**Task objective**
Exactly as they appear, output all of the records. Skip any images.

**Records provided**
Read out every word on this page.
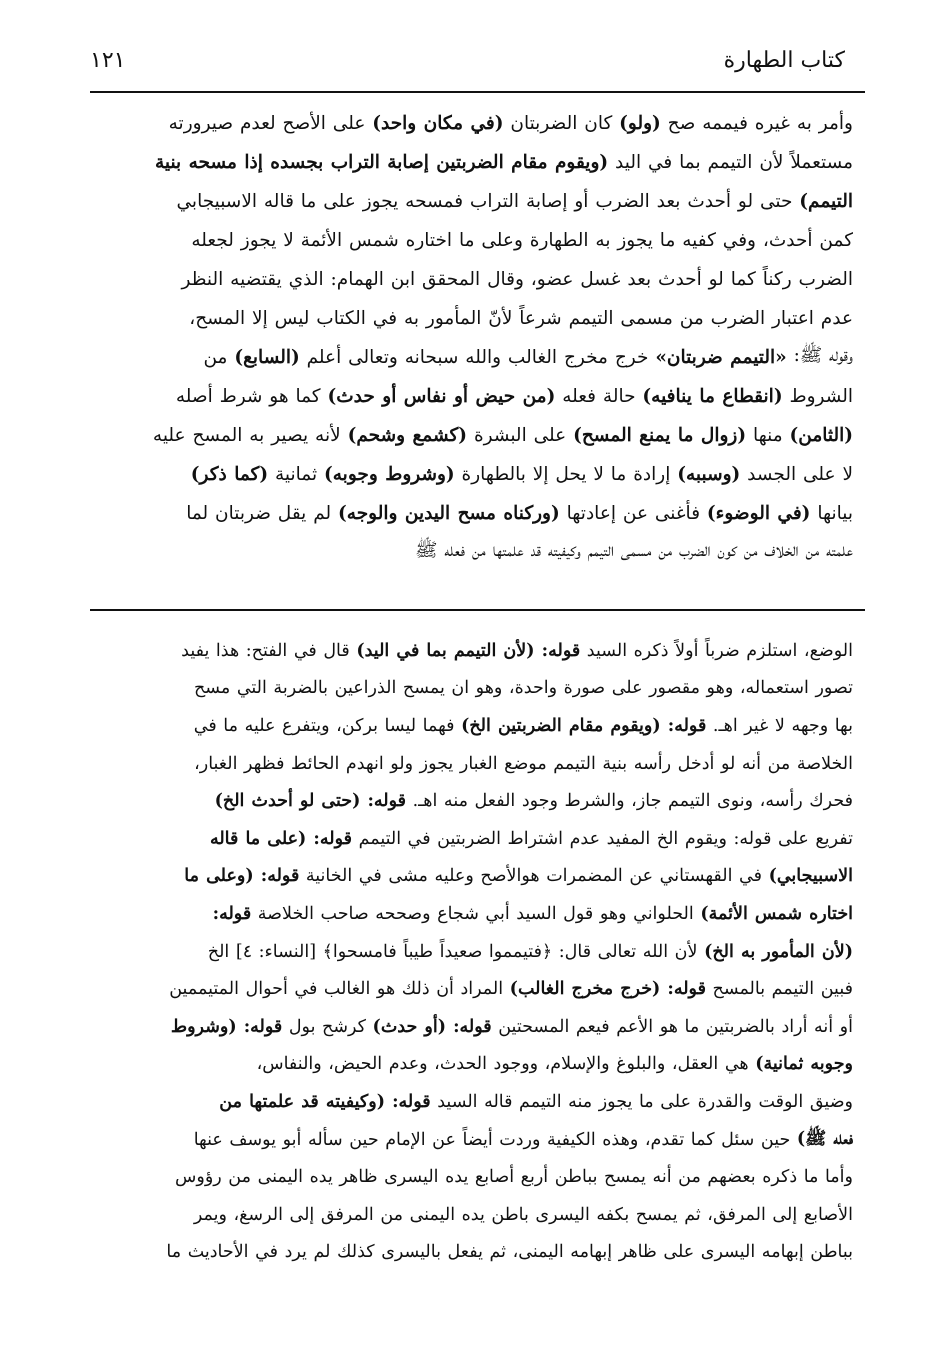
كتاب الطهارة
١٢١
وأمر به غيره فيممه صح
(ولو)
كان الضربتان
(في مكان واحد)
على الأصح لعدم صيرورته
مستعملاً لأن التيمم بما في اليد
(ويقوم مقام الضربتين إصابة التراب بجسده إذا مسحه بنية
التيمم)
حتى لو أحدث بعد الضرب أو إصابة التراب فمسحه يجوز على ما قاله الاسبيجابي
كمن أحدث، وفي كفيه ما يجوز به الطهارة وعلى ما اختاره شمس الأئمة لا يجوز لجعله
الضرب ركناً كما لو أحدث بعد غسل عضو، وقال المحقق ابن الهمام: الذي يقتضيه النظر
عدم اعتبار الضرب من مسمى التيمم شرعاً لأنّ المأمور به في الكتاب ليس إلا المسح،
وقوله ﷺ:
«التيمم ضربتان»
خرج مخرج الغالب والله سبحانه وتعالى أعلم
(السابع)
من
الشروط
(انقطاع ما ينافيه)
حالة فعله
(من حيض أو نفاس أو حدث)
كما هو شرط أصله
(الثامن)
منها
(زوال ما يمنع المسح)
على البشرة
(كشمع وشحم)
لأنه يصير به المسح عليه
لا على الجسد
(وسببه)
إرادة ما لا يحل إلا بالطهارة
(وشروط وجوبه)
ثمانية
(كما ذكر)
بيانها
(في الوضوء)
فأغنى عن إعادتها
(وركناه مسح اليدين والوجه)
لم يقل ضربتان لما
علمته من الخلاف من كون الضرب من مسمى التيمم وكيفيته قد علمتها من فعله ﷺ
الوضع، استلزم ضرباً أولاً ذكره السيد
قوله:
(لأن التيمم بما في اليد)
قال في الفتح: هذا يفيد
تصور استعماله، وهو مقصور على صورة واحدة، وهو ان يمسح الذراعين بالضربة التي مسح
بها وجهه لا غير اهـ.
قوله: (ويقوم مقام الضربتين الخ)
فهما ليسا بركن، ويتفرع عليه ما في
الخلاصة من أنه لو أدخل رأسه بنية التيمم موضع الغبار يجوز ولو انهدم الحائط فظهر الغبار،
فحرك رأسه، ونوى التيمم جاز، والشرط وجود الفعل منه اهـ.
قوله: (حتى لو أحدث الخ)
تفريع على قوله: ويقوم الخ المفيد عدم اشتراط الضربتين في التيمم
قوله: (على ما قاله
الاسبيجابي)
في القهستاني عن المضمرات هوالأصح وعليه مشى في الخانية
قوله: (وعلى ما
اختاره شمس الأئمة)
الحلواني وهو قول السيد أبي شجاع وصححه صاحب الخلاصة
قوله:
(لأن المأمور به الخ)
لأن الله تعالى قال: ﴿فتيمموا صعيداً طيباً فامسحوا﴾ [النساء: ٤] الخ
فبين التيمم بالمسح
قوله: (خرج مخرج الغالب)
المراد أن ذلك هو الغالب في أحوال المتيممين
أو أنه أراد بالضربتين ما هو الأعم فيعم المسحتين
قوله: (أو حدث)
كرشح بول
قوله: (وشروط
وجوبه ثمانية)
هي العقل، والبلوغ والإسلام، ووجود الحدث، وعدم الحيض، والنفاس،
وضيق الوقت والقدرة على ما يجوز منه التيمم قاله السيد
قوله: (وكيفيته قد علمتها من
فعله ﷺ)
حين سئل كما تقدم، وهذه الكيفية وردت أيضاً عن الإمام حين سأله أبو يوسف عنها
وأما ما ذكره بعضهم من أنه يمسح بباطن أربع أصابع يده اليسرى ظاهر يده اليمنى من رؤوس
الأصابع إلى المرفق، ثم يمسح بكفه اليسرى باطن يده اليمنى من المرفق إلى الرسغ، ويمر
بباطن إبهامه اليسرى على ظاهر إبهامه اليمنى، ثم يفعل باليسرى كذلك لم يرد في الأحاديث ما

**Task output**
Read out every word on this page.
كتاب الطهارة
١٢١
وأمر به غيره فيممه صح
(ولو)
كان الضربتان
(في مكان واحد)
على الأصح لعدم صيرورته
مستعملاً لأن التيمم بما في اليد
(ويقوم مقام الضربتين إصابة التراب بجسده إذا مسحه بنية
التيمم)
حتى لو أحدث بعد الضرب أو إصابة التراب فمسحه يجوز على ما قاله الاسبيجابي
كمن أحدث، وفي كفيه ما يجوز به الطهارة وعلى ما اختاره شمس الأئمة لا يجوز لجعله
الضرب ركناً كما لو أحدث بعد غسل عضو، وقال المحقق ابن الهمام: الذي يقتضيه النظر
عدم اعتبار الضرب من مسمى التيمم شرعاً لأنّ المأمور به في الكتاب ليس إلا المسح،
وقوله ﷺ:
«التيمم ضربتان»
خرج مخرج الغالب والله سبحانه وتعالى أعلم
(السابع)
من
الشروط
(انقطاع ما ينافيه)
حالة فعله
(من حيض أو نفاس أو حدث)
كما هو شرط أصله
(الثامن)
منها
(زوال ما يمنع المسح)
على البشرة
(كشمع وشحم)
لأنه يصير به المسح عليه
لا على الجسد
(وسببه)
إرادة ما لا يحل إلا بالطهارة
(وشروط وجوبه)
ثمانية
(كما ذكر)
بيانها
(في الوضوء)
فأغنى عن إعادتها
(وركناه مسح اليدين والوجه)
لم يقل ضربتان لما
علمته من الخلاف من كون الضرب من مسمى التيمم وكيفيته قد علمتها من فعله ﷺ
الوضع، استلزم ضرباً أولاً ذكره السيد
قوله:
(لأن التيمم بما في اليد)
قال في الفتح: هذا يفيد
تصور استعماله، وهو مقصور على صورة واحدة، وهو ان يمسح الذراعين بالضربة التي مسح
بها وجهه لا غير اهـ.
قوله: (ويقوم مقام الضربتين الخ)
فهما ليسا بركن، ويتفرع عليه ما في
الخلاصة من أنه لو أدخل رأسه بنية التيمم موضع الغبار يجوز ولو انهدم الحائط فظهر الغبار،
فحرك رأسه، ونوى التيمم جاز، والشرط وجود الفعل منه اهـ.
قوله: (حتى لو أحدث الخ)
تفريع على قوله: ويقوم الخ المفيد عدم اشتراط الضربتين في التيمم
قوله: (على ما قاله
الاسبيجابي)
في القهستاني عن المضمرات هوالأصح وعليه مشى في الخانية
قوله: (وعلى ما
اختاره شمس الأئمة)
الحلواني وهو قول السيد أبي شجاع وصححه صاحب الخلاصة
قوله:
(لأن المأمور به الخ)
لأن الله تعالى قال: ﴿فتيمموا صعيداً طيباً فامسحوا﴾ [النساء: ٤] الخ
فبين التيمم بالمسح
قوله: (خرج مخرج الغالب)
المراد أن ذلك هو الغالب في أحوال المتيممين
أو أنه أراد بالضربتين ما هو الأعم فيعم المسحتين
قوله: (أو حدث)
كرشح بول
قوله: (وشروط
وجوبه ثمانية)
هي العقل، والبلوغ والإسلام، ووجود الحدث، وعدم الحيض، والنفاس،
وضيق الوقت والقدرة على ما يجوز منه التيمم قاله السيد
قوله: (وكيفيته قد علمتها من
فعله ﷺ)
حين سئل كما تقدم، وهذه الكيفية وردت أيضاً عن الإمام حين سأله أبو يوسف عنها
وأما ما ذكره بعضهم من أنه يمسح بباطن أربع أصابع يده اليسرى ظاهر يده اليمنى من رؤوس
الأصابع إلى المرفق، ثم يمسح بكفه اليسرى باطن يده اليمنى من المرفق إلى الرسغ، ويمر
بباطن إبهامه اليسرى على ظاهر إبهامه اليمنى، ثم يفعل باليسرى كذلك لم يرد في الأحاديث ما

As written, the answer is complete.